● DIRECTIVE
Pull out from the material below all lines with "type".

┄┄┄┄┄┄┄┄┄┄

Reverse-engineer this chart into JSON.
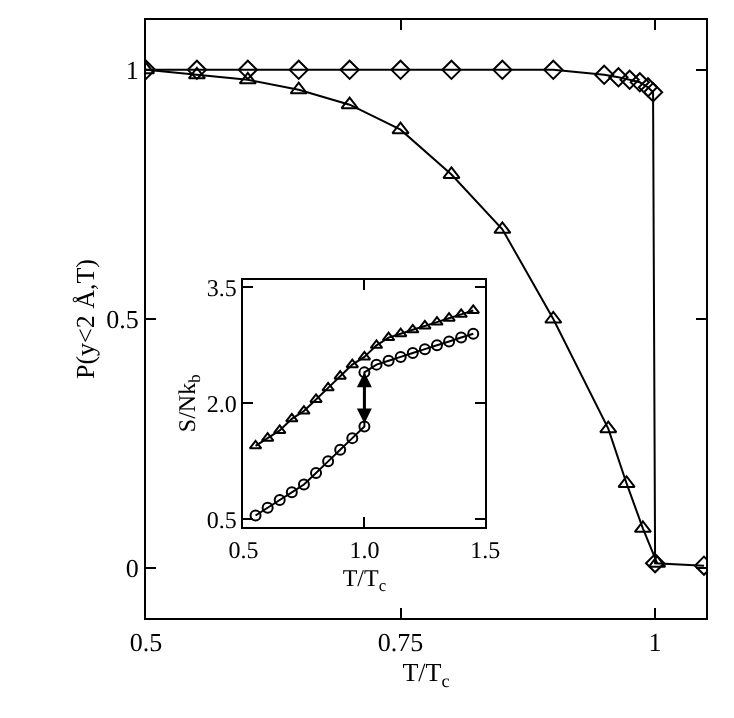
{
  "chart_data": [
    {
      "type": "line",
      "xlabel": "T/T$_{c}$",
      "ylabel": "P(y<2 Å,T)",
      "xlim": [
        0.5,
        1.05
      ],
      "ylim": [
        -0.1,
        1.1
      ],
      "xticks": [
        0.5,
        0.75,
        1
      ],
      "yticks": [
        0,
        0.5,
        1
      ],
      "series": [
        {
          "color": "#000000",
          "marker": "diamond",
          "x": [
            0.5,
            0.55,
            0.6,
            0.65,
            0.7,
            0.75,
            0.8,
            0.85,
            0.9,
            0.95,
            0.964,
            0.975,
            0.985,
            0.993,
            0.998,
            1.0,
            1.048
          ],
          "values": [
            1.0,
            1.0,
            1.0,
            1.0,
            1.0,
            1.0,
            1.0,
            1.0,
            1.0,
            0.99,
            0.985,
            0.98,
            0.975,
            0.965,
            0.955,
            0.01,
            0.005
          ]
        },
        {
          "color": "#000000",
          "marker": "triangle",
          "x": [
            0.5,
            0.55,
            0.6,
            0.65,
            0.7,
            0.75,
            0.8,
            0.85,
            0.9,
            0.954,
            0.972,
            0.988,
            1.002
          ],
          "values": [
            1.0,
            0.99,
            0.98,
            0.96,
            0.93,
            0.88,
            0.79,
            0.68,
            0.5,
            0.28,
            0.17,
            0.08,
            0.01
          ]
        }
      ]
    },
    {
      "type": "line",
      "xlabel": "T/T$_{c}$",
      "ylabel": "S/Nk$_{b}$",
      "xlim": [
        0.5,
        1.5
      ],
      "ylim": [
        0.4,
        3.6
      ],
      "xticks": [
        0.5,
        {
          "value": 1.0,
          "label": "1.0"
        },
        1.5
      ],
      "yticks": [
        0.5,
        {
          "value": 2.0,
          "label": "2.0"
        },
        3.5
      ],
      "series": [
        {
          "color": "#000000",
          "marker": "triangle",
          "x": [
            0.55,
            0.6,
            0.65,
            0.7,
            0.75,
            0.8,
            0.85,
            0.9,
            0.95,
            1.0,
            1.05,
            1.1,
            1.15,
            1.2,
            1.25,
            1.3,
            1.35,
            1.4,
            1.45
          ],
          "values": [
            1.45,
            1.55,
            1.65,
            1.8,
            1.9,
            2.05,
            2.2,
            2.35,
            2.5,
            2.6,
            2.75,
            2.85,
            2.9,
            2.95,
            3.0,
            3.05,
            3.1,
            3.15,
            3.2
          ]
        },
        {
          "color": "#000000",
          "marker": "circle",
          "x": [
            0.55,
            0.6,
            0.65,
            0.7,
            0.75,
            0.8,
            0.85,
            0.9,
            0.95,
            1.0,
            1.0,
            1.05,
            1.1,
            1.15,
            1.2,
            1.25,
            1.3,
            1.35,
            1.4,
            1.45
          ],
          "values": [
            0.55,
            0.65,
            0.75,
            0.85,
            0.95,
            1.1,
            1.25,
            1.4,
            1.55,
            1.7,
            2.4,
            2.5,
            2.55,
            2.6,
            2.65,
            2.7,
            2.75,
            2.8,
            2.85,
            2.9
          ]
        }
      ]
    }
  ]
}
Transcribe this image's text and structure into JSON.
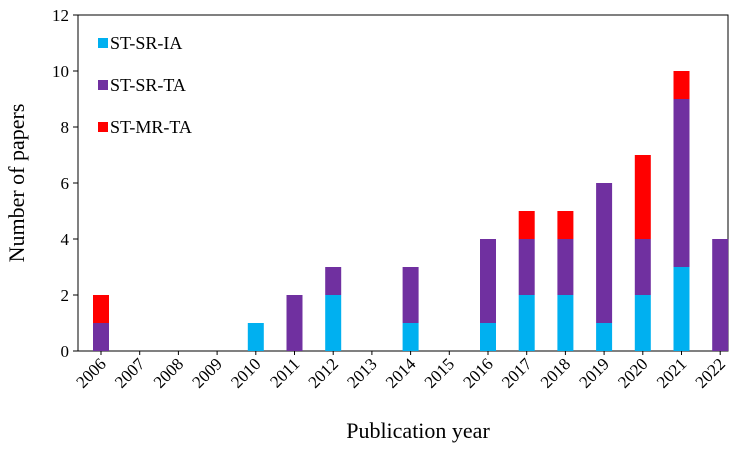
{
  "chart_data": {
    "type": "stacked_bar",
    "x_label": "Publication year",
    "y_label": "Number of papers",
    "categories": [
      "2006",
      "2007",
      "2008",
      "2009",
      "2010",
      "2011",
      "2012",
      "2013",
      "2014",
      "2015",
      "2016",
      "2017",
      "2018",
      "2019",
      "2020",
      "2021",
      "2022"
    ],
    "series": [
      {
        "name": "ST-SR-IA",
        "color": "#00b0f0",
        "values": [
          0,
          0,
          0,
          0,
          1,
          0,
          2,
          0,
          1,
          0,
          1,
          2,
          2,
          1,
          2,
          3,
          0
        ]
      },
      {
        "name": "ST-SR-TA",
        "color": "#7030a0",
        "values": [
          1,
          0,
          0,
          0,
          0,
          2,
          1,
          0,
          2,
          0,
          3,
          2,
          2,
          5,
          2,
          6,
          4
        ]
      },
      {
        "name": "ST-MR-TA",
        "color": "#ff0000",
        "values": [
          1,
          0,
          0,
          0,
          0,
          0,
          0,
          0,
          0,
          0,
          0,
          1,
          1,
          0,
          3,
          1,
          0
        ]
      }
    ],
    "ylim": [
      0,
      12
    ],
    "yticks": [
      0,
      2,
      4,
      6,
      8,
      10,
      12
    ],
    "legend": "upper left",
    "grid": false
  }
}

┄┄┄┄┄┄┄┄┄┄

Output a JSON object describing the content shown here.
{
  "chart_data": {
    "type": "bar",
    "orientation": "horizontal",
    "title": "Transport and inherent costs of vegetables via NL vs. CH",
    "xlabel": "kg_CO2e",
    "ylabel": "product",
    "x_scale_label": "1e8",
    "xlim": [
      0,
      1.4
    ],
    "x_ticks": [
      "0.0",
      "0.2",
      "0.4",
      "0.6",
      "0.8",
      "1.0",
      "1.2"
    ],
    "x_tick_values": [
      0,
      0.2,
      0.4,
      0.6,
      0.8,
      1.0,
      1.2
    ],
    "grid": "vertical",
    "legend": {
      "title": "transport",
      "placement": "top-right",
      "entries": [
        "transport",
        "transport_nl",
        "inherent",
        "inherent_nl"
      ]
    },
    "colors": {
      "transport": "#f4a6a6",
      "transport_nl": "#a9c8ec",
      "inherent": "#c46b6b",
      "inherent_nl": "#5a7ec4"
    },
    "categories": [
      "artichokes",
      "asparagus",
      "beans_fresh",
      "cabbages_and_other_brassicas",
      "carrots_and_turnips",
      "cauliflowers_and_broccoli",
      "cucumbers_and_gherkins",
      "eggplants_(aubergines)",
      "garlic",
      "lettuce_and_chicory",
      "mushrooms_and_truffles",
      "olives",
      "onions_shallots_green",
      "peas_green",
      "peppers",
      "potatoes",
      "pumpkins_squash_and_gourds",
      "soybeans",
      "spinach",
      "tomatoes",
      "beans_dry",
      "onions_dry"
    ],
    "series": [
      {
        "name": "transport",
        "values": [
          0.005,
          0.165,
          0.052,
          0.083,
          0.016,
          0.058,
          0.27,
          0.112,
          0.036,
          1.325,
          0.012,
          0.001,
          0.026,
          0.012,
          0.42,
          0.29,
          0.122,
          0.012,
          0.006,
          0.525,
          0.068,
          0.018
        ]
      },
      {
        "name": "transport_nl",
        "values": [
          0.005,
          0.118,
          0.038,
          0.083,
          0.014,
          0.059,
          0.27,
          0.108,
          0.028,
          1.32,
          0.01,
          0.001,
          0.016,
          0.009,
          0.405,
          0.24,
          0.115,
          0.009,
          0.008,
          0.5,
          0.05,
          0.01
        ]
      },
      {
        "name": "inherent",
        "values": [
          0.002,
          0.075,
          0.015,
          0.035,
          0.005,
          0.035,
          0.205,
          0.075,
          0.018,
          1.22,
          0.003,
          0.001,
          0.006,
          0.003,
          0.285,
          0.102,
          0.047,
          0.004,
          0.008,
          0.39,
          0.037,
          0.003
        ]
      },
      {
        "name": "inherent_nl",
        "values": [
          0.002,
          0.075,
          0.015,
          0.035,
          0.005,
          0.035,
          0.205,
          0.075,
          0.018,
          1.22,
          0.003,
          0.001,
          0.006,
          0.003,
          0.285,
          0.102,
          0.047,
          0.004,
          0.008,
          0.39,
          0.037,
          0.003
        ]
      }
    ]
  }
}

┄┄┄┄┄┄┄┄┄┄

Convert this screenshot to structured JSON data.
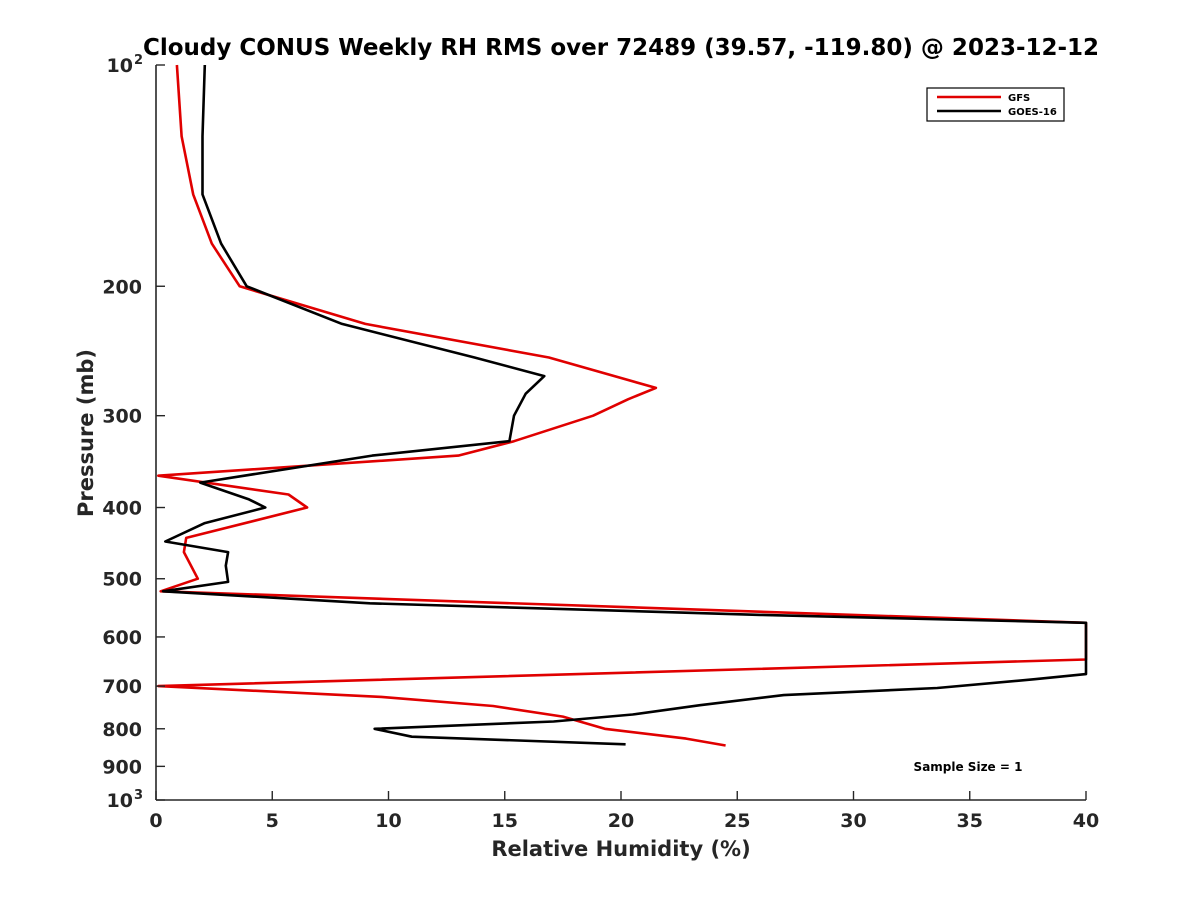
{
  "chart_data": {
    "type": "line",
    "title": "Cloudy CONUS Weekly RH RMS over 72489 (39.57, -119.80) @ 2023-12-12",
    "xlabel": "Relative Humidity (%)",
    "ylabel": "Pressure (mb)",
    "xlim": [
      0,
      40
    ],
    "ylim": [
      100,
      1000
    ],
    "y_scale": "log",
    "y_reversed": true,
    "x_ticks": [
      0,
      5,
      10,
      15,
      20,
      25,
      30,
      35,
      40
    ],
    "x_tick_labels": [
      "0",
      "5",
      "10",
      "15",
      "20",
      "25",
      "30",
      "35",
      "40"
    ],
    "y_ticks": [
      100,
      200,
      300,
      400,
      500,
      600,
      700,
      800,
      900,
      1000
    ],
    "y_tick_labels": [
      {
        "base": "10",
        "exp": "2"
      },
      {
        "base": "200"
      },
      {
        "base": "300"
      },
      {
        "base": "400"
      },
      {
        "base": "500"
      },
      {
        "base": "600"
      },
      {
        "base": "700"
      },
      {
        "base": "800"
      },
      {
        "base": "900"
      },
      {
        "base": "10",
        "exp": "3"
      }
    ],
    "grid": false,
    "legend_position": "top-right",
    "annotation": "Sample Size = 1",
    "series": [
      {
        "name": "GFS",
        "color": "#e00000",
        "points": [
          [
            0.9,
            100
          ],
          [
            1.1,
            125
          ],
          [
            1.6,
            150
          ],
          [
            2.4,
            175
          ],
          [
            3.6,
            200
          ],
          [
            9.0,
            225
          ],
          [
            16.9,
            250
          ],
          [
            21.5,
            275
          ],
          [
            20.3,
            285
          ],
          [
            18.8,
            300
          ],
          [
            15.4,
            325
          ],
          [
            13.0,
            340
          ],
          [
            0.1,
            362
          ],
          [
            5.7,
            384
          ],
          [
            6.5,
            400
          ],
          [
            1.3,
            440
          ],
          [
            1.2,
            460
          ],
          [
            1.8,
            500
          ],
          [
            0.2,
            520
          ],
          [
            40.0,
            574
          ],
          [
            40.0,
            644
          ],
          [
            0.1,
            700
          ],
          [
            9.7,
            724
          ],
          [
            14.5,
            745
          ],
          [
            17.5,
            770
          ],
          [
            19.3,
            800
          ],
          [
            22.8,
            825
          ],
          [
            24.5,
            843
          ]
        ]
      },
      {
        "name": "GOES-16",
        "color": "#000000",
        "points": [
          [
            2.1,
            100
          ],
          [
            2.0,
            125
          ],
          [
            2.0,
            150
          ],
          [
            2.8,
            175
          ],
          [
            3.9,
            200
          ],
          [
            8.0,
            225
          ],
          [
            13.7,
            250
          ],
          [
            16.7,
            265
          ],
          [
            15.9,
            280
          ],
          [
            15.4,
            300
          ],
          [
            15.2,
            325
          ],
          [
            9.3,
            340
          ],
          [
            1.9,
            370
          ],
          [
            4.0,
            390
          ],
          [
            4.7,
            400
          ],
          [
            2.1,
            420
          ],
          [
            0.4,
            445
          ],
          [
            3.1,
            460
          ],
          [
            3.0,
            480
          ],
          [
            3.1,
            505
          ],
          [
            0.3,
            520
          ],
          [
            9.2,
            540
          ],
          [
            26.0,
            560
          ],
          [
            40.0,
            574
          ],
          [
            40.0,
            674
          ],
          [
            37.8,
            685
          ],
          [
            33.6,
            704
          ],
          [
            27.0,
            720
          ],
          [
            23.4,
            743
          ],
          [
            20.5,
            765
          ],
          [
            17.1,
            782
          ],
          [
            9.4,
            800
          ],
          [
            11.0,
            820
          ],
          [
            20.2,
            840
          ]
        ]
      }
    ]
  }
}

┄┄┄┄┄┄┄┄┄┄

● THE SOLUTION
      "type": "line",
      "type": "line",
    "type": "stacked_bar",
    "type": "bar",
    "type": "line",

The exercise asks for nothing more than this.